■ **WORK TO COMPLETE**:
Count the lines containing "Home" in the entries underneath, and state that count without anything else.

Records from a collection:
####################
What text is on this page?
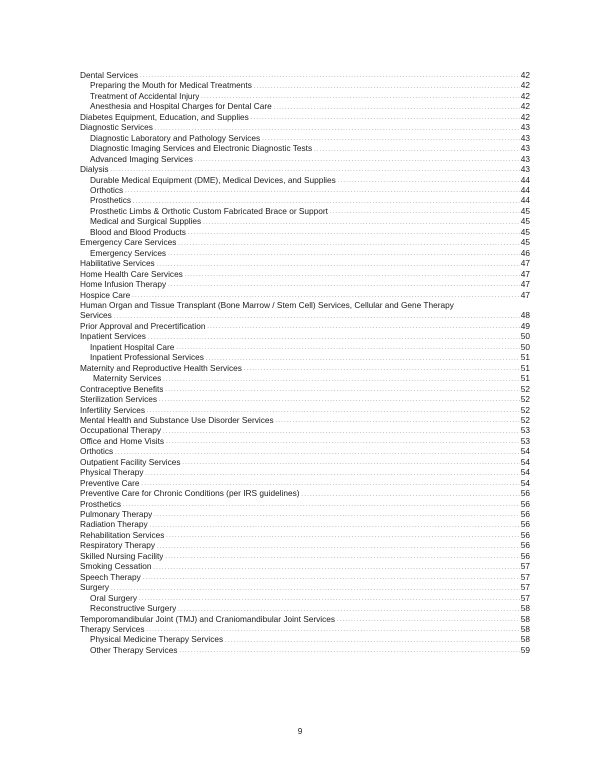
Dental Services .....	42
Preparing the Mouth for Medical Treatments .....	42
Treatment of Accidental Injury .....	42
Anesthesia and Hospital Charges for Dental Care .....	42
Diabetes Equipment, Education, and Supplies .....	42
Diagnostic Services .....	43
Diagnostic Laboratory and Pathology Services .....	43
Diagnostic Imaging Services and Electronic Diagnostic Tests .....	43
Advanced Imaging Services .....	43
Dialysis .....	43
Durable Medical Equipment (DME), Medical Devices, and Supplies .....	44
Orthotics .....	44
Prosthetics .....	44
Prosthetic Limbs & Orthotic Custom Fabricated Brace or Support .....	45
Medical and Surgical Supplies .....	45
Blood and Blood Products .....	45
Emergency Care Services .....	45
Emergency Services .....	46
Habilitative Services .....	47
Home Health Care Services .....	47
Home Infusion Therapy .....	47
Hospice Care .....	47
Human Organ and Tissue Transplant (Bone Marrow / Stem Cell) Services, Cellular and Gene Therapy
Services .....	48
Prior Approval and Precertification .....	49
Inpatient Services .....	50
Inpatient Hospital Care .....	50
Inpatient Professional Services .....	51
Maternity and Reproductive Health Services .....	51
Maternity Services .....	51
Contraceptive Benefits .....	52
Sterilization Services .....	52
Infertility Services .....	52
Mental Health and Substance Use Disorder Services .....	52
Occupational Therapy .....	53
Office and Home Visits .....	53
Orthotics .....	54
Outpatient Facility Services .....	54
Physical Therapy .....	54
Preventive Care .....	54
Preventive Care for Chronic Conditions (per IRS guidelines) .....	56
Prosthetics .....	56
Pulmonary Therapy .....	56
Radiation Therapy .....	56
Rehabilitation Services .....	56
Respiratory Therapy .....	56
Skilled Nursing Facility .....	56
Smoking Cessation .....	57
Speech Therapy .....	57
Surgery .....	57
Oral Surgery .....	57
Reconstructive Surgery .....	58
Temporomandibular Joint (TMJ) and Craniomandibular Joint Services .....	58
Therapy Services .....	58
Physical Medicine Therapy Services .....	58
Other Therapy Services .....	59
9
####################
■ **RESPONSE AREA**:
3